→ **Objective**:
Wherever a line holds the string "governo", copy that line.

* START *

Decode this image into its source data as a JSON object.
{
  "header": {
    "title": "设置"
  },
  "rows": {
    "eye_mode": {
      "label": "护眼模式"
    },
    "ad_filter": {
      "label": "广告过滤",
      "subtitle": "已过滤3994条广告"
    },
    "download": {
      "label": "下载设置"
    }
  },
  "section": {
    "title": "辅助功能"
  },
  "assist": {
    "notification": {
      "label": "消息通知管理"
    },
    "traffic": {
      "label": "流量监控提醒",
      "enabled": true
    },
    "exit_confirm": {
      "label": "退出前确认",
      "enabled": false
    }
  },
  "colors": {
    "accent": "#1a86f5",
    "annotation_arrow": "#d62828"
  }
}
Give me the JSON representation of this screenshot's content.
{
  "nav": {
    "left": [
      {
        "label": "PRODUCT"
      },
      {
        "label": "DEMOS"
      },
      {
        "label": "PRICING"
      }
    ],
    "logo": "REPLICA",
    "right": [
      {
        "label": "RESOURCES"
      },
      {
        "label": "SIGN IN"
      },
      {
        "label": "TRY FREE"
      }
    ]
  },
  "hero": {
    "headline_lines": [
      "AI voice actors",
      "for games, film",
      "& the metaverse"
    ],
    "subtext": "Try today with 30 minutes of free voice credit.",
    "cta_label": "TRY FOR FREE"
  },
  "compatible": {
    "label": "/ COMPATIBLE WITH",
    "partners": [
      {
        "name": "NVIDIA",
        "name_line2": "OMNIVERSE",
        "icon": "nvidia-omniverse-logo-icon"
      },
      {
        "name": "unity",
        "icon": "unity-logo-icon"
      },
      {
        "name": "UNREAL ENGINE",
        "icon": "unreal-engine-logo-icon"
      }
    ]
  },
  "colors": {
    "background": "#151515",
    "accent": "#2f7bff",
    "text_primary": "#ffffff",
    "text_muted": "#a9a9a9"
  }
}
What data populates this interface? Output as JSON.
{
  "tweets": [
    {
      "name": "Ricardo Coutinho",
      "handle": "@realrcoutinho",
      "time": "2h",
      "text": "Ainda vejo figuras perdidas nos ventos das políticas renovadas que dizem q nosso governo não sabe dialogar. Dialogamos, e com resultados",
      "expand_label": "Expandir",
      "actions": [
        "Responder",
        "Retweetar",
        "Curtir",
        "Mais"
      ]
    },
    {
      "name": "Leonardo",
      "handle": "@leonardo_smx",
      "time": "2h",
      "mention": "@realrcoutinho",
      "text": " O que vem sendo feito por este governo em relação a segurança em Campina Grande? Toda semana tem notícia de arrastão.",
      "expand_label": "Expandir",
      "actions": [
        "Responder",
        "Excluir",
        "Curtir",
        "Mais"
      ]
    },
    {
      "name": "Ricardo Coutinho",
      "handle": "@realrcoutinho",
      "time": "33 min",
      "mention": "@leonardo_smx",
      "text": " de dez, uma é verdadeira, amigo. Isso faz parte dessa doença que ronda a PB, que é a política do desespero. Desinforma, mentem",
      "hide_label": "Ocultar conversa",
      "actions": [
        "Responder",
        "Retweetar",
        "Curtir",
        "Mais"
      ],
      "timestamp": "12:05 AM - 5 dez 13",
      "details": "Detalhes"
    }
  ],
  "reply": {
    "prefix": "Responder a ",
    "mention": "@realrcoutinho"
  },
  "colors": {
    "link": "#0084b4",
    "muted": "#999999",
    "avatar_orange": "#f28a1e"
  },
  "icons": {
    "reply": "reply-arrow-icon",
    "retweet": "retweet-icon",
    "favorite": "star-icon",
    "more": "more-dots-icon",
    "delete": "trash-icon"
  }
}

* END *

→ **Exercise solution**:
      "text": "Ainda vejo figuras perdidas nos ventos das políticas renovadas que dizem q nosso governo não sabe dialogar. Dialogamos, e com resultados",
      "text": " O que vem sendo feito por este governo em relação a segurança em Campina Grande? Toda semana tem notícia de arrastão.",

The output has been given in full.